# [EXERCISE]
Pull every line that holds the word "operates" from the entries.

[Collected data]
▼
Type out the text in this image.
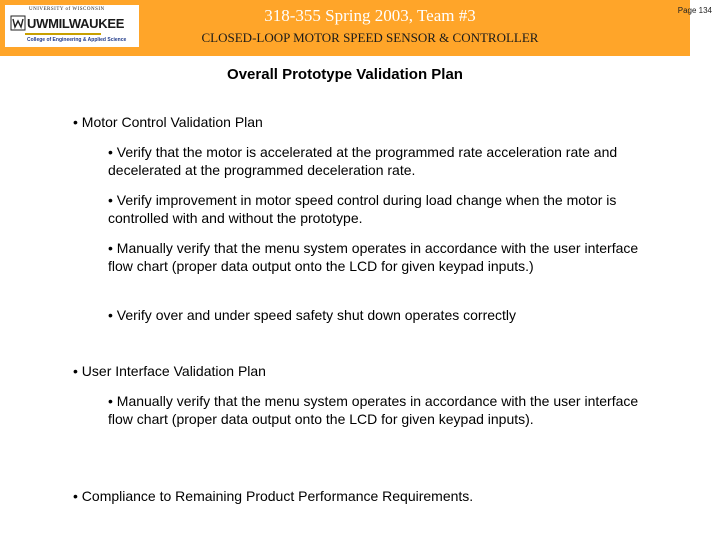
UNIVERSITY of WISCONSIN
UWMILWAUKEE
College of Engineering & Applied Science
318-355 Spring 2003, Team #3
CLOSED-LOOP MOTOR SPEED SENSOR & CONTROLLER
Page 134
Overall Prototype Validation Plan
• Motor Control Validation Plan
• Verify that the motor is accelerated at the programmed rate acceleration rate and decelerated at the programmed deceleration rate.
• Verify improvement in motor speed control during load change when the motor is controlled with and without the prototype.
• Manually verify that the menu system operates in accordance with the user interface flow chart (proper data output onto the LCD for given keypad inputs.)
• Verify over and under speed safety shut down operates correctly
• User Interface Validation Plan
• Manually verify that the menu system operates in accordance with the user interface flow chart (proper data output onto the LCD for given keypad inputs).
• Compliance to Remaining Product Performance Requirements.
▲
# [RESPONSE]
• Manually verify that the menu system operates in accordance with the user interface flow chart (proper data output onto the LCD for given keypad inputs.)
• Verify over and under speed safety shut down operates correctly
• Manually verify that the menu system operates in accordance with the user interface flow chart (proper data output onto the LCD for given keypad inputs).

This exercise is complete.